___ Section de texte ___

Page:Revue des Deux Mondes - 1919 - tome 51.djvu/356

La bibliothèque libre.
Le texte de cette page a été corrigé et est conforme au fac-similé.

Bien que les salaires aient été beaucoup plus élevés au moyen âge qu’aux temps modernes, les costumes des ouvriers et des paysans ne diffèrent, d’une époque à l’autre, ni d’étoffe ni de prix ; leurs formes seules et leurs noms changèrent. Les bergers, vignerons, charretiers, menuisiers, serruriers ou tailleurs de pierre payaient, de 1 600 à 1 790, leurs pourpoints et hauts-de-chausses, leurs camisoles, vestes et culottes, le même prix moyen de 35 à 50 francs, que leurs devanciers, entre 1 200 et 1 600, avaient payé leurs jupons, tuniques, cottes-hardies ou chaperons. A noter, comme étiage, que l’habillement d’un prisonnier coulait 103 francs et celui d’un pauvre d’hospice 28 francs. La casaque ou « quajacque » de travail, en toile d’étoupe bleue, du journalier rural, au XVIIIe siècle, revenait à 7 fr. 50.

___

*Consignes:*
1 – Expliquez en une à trois phrases pourquoi le texte sur le prix des vêtements populaires mentionne le coût de l'habillement d'un prisonnier et celui d'un pauvre d'hospice.
2 – Poursuivez le texte sur le prix des vêtements des ouvriers et des paysans à partir de sa dernière phrase.
Les lignes proviennent d'une source distincte de ce texte.

___ Segment de données ___

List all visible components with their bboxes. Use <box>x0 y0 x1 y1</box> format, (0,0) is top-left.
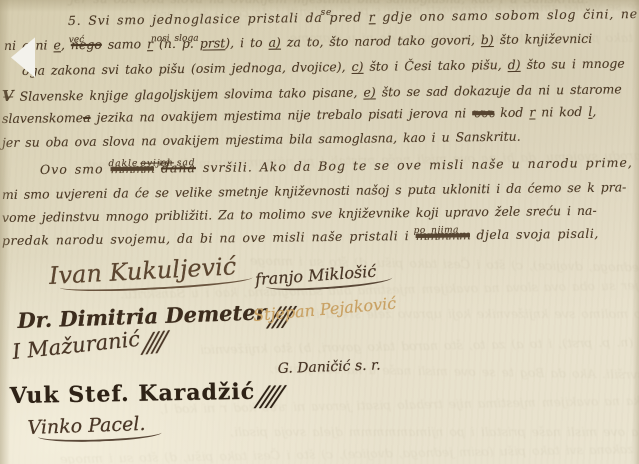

___

*Réponses:*
1 – Le texte les cite comme étiage, c'est-à-dire comme niveau de référence pour situer les autres prix. L'habillement d'un prisonnier coûtait 103 francs et celui d'un pauvre d'hospice 28 francs.

2 –
C’était aussi le prix de la souquenille de Petit-Jean, laquais en province chez une « comtesse d’Escarbagnas » quelconque, laquelle paie 60 francs l’habit et manteau de son cocher, modestement chamarré de galon à 0 fr. 35 le mètre. Tandis qu’il fallait 284 francs, chez S. A. le duc de Penthièvre, pour le galon, d’or, à 19 francs le mètre, de l’habit des gardes-généraux de ses bois. Leur costume, en fin drap de Sedan, revenait au total à 660 francs, compris la bandoulière écarlate à doubles armoiries brodées d’or. Aussi, bien que les simples gardes, tireurs et canardiers de ce prince, au nombre de 36 à Anet, 28 à Rambouillet, 22 à Armainvilliers, autant dans la forêt de la Brie, 16 à Vernon et 4 à Sceaux, fussent moins reluisants que leurs brigadiers, l’habillement du personnel de ses chasses lui coûtait annuellement, sous Louis XVI, une cinquantaine de mille francs.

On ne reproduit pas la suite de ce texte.